What this task involves → Pictures in the data below are not part of the copy; transcribe everything else exactly.

## Begin

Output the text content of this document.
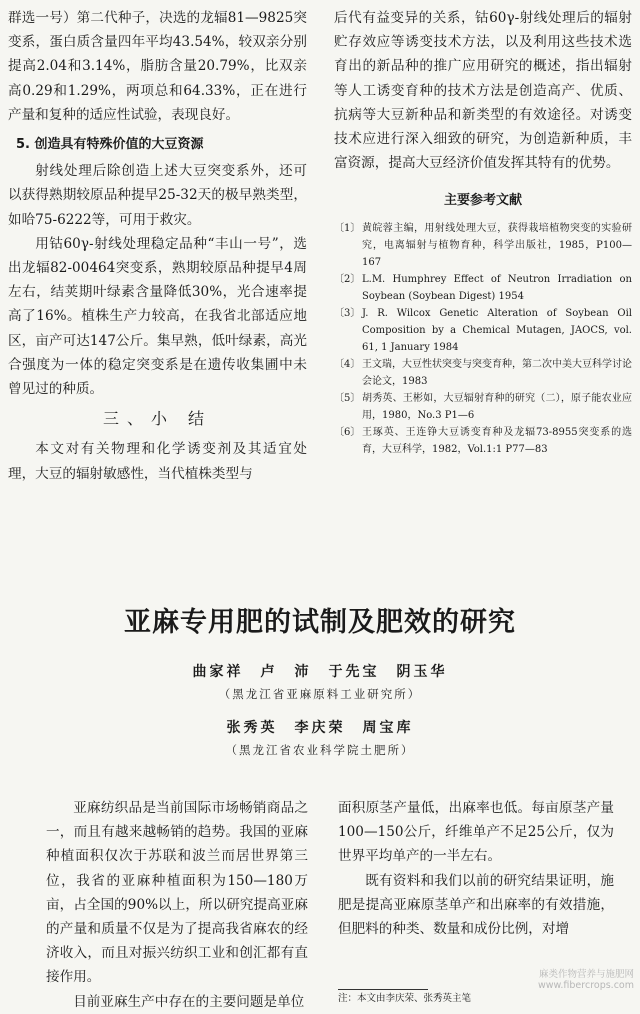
群选一号）第二代种子，决选的龙辐81—9825突变系，蛋白质含量四年平均43.54%，较双亲分别提高2.04和3.14%，脂肪含量20.79%，比双亲高0.29和1.29%，两项总和64.33%，正在进行产量和复种的适应性试验，表现良好。

5. 创造具有特殊价值的大豆资源

射线处理后除创造上述大豆突变系外，还可以获得熟期较原品种提早25-32天的极早熟类型，如哈75-6222等，可用于救灾。

用钴60γ-射线处理稳定品种“丰山一号”，选出龙辐82-00464突变系，熟期较原品种提早4周左右，结荚期叶绿素含量降低30%，光合速率提高了16%。植株生产力较高，在我省北部适应地区，亩产可达147公斤。集早熟，低叶绿素，高光合强度为一体的稳定突变系是在遗传收集圃中未曾见过的种质。

三、小 结

本文对有关物理和化学诱变剂及其适宜处理，大豆的辐射敏感性，当代植株类型与

后代有益变异的关系，钴60γ-射线处理后的辐射贮存效应等诱变技术方法，以及利用这些技术选育出的新品种的推广应用研究的概述，指出辐射等人工诱变育种的技术方法是创造高产、优质、抗病等大豆新种品和新类型的有效途径。对诱变技术应进行深入细致的研究，为创造新种质，丰富资源，提高大豆经济价值发挥其特有的优势。

主要参考文献

〔1〕 黄皖蓉主编，用射线处理大豆，获得栽培植物突变的实验研究，电离辐射与植物育种，科学出版社，1985，P100—167
〔2〕 L.M. Humphrey Effect of Neutron Irradiation on Soybean (Soybean Digest) 1954
〔3〕 J. R. Wilcox Genetic Alteration of Soybean Oil Composition by a Chemical Mutagen, JAOCS, vol. 61, 1 January 1984
〔4〕 王文瑞，大豆性状突变与突变育种，第二次中美大豆科学讨论会论文，1983
〔5〕 胡秀英、王彬如，大豆辐射育种的研究（二），原子能农业应用，1980，No.3 P1—6
〔6〕 王琢英、王连铮大豆诱变育种及龙辐73-8955突变系的选育，大豆科学，1982，Vol.1:1 P77—83
亚麻专用肥的试制及肥效的研究
曲家祥　卢　沛　于先宝　阴玉华
（黑龙江省亚麻原料工业研究所）
张秀英　李庆荣　周宝库
（黑龙江省农业科学院土肥所）

亚麻纺织品是当前国际市场畅销商品之一，而且有越来越畅销的趋势。我国的亚麻种植面积仅次于苏联和波兰而居世界第三位，我省的亚麻种植面积为150—180万亩，占全国的90%以上，所以研究提高亚麻的产量和质量不仅是为了提高我省麻农的经济收入，而且对振兴纺织工业和创汇都有直接作用。

目前亚麻生产中存在的主要问题是单位

面积原茎产量低，出麻率也低。每亩原茎产量100—150公斤，纤维单产不足25公斤，仅为世界平均单产的一半左右。

既有资料和我们以前的研究结果证明，施肥是提高亚麻原茎单产和出麻率的有效措施，但肥料的种类、数量和成份比例，对增

注：本文由李庆荣、张秀英主笔
麻类作物营养与施肥网
www.fibercrops.com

## End

Full response →
Output the text content of this document.
群选一号）第二代种子，决选的龙辐81—9825突变系，蛋白质含量四年平均43.54%，较双亲分别提高2.04和3.14%，脂肪含量20.79%，比双亲高0.29和1.29%，两项总和64.33%，正在进行产量和复种的适应性试验，表现良好。

5. 创造具有特殊价值的大豆资源

射线处理后除创造上述大豆突变系外，还可以获得熟期较原品种提早25-32天的极早熟类型，如哈75-6222等，可用于救灾。

用钴60γ-射线处理稳定品种“丰山一号”，选出龙辐82-00464突变系，熟期较原品种提早4周左右，结荚期叶绿素含量降低30%，光合速率提高了16%。植株生产力较高，在我省北部适应地区，亩产可达147公斤。集早熟，低叶绿素，高光合强度为一体的稳定突变系是在遗传收集圃中未曾见过的种质。

三、小 结

本文对有关物理和化学诱变剂及其适宜处理，大豆的辐射敏感性，当代植株类型与

后代有益变异的关系，钴60γ-射线处理后的辐射贮存效应等诱变技术方法，以及利用这些技术选育出的新品种的推广应用研究的概述，指出辐射等人工诱变育种的技术方法是创造高产、优质、抗病等大豆新种品和新类型的有效途径。对诱变技术应进行深入细致的研究，为创造新种质，丰富资源，提高大豆经济价值发挥其特有的优势。

主要参考文献

〔1〕 黄皖蓉主编，用射线处理大豆，获得栽培植物突变的实验研究，电离辐射与植物育种，科学出版社，1985，P100—167
〔2〕 L.M. Humphrey Effect of Neutron Irradiation on Soybean (Soybean Digest) 1954
〔3〕 J. R. Wilcox Genetic Alteration of Soybean Oil Composition by a Chemical Mutagen, JAOCS, vol. 61, 1 January 1984
〔4〕 王文瑞，大豆性状突变与突变育种，第二次中美大豆科学讨论会论文，1983
〔5〕 胡秀英、王彬如，大豆辐射育种的研究（二），原子能农业应用，1980，No.3 P1—6
〔6〕 王琢英、王连铮大豆诱变育种及龙辐73-8955突变系的选育，大豆科学，1982，Vol.1:1 P77—83
亚麻专用肥的试制及肥效的研究
曲家祥　卢　沛　于先宝　阴玉华
（黑龙江省亚麻原料工业研究所）
张秀英　李庆荣　周宝库
（黑龙江省农业科学院土肥所）

亚麻纺织品是当前国际市场畅销商品之一，而且有越来越畅销的趋势。我国的亚麻种植面积仅次于苏联和波兰而居世界第三位，我省的亚麻种植面积为150—180万亩，占全国的90%以上，所以研究提高亚麻的产量和质量不仅是为了提高我省麻农的经济收入，而且对振兴纺织工业和创汇都有直接作用。

目前亚麻生产中存在的主要问题是单位

面积原茎产量低，出麻率也低。每亩原茎产量100—150公斤，纤维单产不足25公斤，仅为世界平均单产的一半左右。

既有资料和我们以前的研究结果证明，施肥是提高亚麻原茎单产和出麻率的有效措施，但肥料的种类、数量和成份比例，对增

注：本文由李庆荣、张秀英主笔
麻类作物营养与施肥网
www.fibercrops.com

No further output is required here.